### [TASK DESCRIPTION]
Gather, from the data below, each line in which the word "name" occurs.

### [ROWS]
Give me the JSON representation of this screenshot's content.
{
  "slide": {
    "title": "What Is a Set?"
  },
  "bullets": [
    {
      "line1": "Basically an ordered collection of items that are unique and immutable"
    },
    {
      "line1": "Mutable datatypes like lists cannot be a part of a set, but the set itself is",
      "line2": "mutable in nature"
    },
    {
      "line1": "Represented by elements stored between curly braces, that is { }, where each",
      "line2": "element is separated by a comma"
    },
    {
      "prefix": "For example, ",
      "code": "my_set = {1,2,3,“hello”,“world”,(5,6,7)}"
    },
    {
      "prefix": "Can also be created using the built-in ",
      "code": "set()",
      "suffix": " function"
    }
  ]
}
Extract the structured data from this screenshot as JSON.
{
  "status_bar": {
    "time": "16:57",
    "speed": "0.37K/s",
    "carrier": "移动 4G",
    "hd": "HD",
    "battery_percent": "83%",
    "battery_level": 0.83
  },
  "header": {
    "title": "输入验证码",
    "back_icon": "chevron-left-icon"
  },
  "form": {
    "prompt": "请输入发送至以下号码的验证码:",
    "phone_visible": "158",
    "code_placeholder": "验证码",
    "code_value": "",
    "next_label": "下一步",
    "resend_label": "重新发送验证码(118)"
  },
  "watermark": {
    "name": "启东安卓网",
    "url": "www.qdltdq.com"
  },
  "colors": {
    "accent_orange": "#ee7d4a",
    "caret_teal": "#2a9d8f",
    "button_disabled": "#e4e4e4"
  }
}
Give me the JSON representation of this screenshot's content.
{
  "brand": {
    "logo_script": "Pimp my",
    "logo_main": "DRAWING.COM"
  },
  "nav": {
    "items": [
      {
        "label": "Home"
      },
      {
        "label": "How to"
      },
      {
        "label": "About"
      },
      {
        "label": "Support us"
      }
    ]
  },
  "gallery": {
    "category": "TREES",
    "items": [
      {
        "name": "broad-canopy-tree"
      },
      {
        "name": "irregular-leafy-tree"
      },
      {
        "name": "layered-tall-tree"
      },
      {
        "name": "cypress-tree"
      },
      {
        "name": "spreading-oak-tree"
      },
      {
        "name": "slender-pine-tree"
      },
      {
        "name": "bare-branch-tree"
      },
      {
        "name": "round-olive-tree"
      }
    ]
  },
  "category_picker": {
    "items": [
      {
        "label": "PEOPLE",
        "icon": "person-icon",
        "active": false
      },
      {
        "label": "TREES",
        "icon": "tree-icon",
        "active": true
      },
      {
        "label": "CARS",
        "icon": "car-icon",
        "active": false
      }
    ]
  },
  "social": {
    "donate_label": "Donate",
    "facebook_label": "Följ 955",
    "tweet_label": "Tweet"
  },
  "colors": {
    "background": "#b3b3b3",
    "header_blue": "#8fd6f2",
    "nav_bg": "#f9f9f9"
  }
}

### [ANSWER BELOW]
    "name": "启东安卓网",
        "name": "broad-canopy-tree"
        "name": "irregular-leafy-tree"
        "name": "layered-tall-tree"
        "name": "cypress-tree"
        "name": "spreading-oak-tree"
        "name": "slender-pine-tree"
        "name": "bare-branch-tree"
        "name": "round-olive-tree"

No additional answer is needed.